WHAT IS NEEDED:
Scan the following material for the string "Category" and copy each line in which it appears.

LISTING:
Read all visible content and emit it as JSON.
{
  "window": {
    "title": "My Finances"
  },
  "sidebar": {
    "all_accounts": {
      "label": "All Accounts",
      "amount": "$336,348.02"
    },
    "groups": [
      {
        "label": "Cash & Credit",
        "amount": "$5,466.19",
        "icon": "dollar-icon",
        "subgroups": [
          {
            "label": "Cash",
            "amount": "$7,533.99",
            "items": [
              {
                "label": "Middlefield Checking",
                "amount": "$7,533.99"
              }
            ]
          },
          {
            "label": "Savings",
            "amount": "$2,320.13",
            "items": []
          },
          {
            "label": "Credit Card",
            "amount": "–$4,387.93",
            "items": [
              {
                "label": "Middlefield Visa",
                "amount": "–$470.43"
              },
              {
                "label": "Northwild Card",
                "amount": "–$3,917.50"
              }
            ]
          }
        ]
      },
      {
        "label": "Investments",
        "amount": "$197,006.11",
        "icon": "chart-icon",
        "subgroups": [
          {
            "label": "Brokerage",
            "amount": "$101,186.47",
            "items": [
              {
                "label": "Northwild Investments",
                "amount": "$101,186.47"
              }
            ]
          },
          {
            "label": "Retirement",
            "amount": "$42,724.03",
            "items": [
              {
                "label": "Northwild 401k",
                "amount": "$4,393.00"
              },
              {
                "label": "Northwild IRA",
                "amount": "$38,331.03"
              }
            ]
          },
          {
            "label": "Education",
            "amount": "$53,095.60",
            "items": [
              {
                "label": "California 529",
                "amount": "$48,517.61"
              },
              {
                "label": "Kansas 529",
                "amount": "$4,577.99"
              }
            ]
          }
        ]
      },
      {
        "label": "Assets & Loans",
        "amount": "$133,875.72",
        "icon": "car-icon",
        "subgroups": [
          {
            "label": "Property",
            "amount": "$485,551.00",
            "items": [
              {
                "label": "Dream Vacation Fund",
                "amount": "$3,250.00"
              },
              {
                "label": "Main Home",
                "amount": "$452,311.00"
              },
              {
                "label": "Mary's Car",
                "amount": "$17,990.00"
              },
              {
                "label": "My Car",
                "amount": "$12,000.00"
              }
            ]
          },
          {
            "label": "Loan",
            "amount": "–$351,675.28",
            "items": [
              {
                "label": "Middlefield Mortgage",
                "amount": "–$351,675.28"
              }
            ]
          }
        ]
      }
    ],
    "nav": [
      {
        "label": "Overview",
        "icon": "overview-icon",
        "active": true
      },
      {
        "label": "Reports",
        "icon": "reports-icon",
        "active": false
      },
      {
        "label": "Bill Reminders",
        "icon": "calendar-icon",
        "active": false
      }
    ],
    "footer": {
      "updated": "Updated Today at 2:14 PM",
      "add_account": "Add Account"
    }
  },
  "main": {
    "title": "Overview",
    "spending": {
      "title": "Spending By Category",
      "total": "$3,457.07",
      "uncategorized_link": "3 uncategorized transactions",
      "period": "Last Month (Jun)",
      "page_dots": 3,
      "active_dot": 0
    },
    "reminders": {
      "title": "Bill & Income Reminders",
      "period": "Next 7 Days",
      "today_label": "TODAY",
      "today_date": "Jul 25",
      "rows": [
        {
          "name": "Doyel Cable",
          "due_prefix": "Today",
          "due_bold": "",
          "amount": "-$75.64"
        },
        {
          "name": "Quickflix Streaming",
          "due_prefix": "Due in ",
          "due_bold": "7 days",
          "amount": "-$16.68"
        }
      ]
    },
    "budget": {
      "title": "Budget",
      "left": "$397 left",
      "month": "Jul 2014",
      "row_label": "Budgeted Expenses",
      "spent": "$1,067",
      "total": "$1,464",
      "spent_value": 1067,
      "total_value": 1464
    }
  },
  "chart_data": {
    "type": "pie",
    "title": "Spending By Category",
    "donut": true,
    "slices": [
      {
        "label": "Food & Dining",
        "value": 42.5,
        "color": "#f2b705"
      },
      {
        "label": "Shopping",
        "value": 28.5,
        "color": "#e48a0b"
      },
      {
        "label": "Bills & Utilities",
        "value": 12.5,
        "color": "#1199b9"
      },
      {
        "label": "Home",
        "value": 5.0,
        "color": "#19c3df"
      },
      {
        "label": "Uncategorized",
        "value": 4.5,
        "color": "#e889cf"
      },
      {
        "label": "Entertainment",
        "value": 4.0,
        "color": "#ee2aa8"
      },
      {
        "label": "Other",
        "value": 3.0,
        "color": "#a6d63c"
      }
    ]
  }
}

RESPONSE BELOW:
      "title": "Spending By Category",
    "title": "Spending By Category",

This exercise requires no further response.